To a skeptic, is there such thing as Certainty? To be skeptical of everything, I don't think so. So how can skepticism be pragmatic? Is logic perhaps what they call certainty? What if logic has a priori? Certainty implies no a priori right?

 

Descartes had this to say about certainty: "I think, therefore I am".

 

However, this has been refuted by Bertrand Russell, quite convincingly at that.

 

(I'm on a thread-starting rampage)

Posted

I've always prefered the variation of Descartes: "I think that I think, therefore I think that I am...."

 

Uncertainty is not by definition bad unless it leads to paralysis. Mr. Spock would always argue alternatives by stating the probability. I don't really see anything wrong with basing ones actions on most likely outcomes, and I think its a lot healthier mentally if one is prepared for the possibility of other outcomes rather than being devistated by finding that one's fervent and strongly held beliefs are not true. :hyper:

 

Logic on the other hand, is logic, and it will properly lead to conclusions if the assumptions are true (sometimes that's a BIG if!). Probabilistic or "Fuzzy" Logic (thanks Lofti!) is an interesting merger of these two concepts (simple: http://www.doc.ic.ac.uk/~nd/surprise_96/journal/vol2/jp6/article2.html not so simple: http://www.generation5.org/content/1999/fuzzyintro.asp

 

Cheers,

Buffy

Posted

fuzzy logic is all well and dandy but does it rely on terabytes of stored experience or a few hundred thousand lines of tentative code?

= STORED DATA =
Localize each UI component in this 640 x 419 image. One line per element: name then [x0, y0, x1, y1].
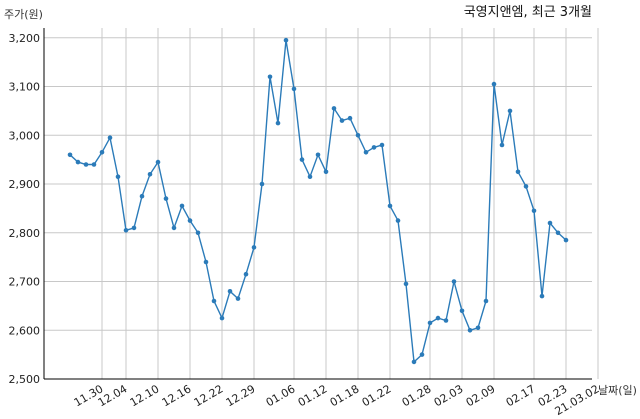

= YOUR OBJECTIVE =
Could you carry on the forum thread about certainty and skepticism, picking up right after its last post? The listing isn't needed here.

= EXERCISE OUTPUT =
i'd play chess agaisnt a machine that could make decisions i didn't expect... fuzzy logic = gimmick

 

i'd place my life in the hands of a machine that i knew knew what it was doing based on experience (not only its own operational experience but procedural knowledge stored locally (the machine cerebellum if you will, where the internet would be its equivelant of our two big lobes, and that each machine would only be a node on a network of thousands of machines who's idle cycles would be used to crunch bigger tasks instead of going to waste), and intuitive logic (what comes after fuzzy.. hopefully), which deals with stored knowledge and takes into account current events to MAKE decisions on the fly (but lots of data crunched and recrunched in parallel (like that base 20bit amino acid computer processing at 1024 bits per cycle at 20ghz per second (though speed won't be a factor only crunching numbers (since the human brain hardly ticks at all really).. but i'm just throwing numbers out there, when i should say that instead of meaningless bits future machines will have to deal with thought bits, entire files at once, uncompressed pure information). giving machines the human ability to process events faster than realtime, before they happen... (but not necessarily precognition, but not excluding it either)

 

in the future i hope that such machine will replace humans in some tasks that require faster procedural response than our flimsy nervous system and tennis ball knot of 'real brain' can muster.

 

i.e. when planes get too fast, cars get too fast, trains boats etc, it'll be nice to know that your machine (not necessarily anthropomorphic.. read: the charriot isn't just horseless its driveless, the driver being a omnipotent evermind crayX smart server hidding 2 miles underground operating its thousands of buses like cards hive queen (well not through telepathy, but through a secure wifi network) driver/pilot is faster stronger and smarter than a human would have been in that given situation.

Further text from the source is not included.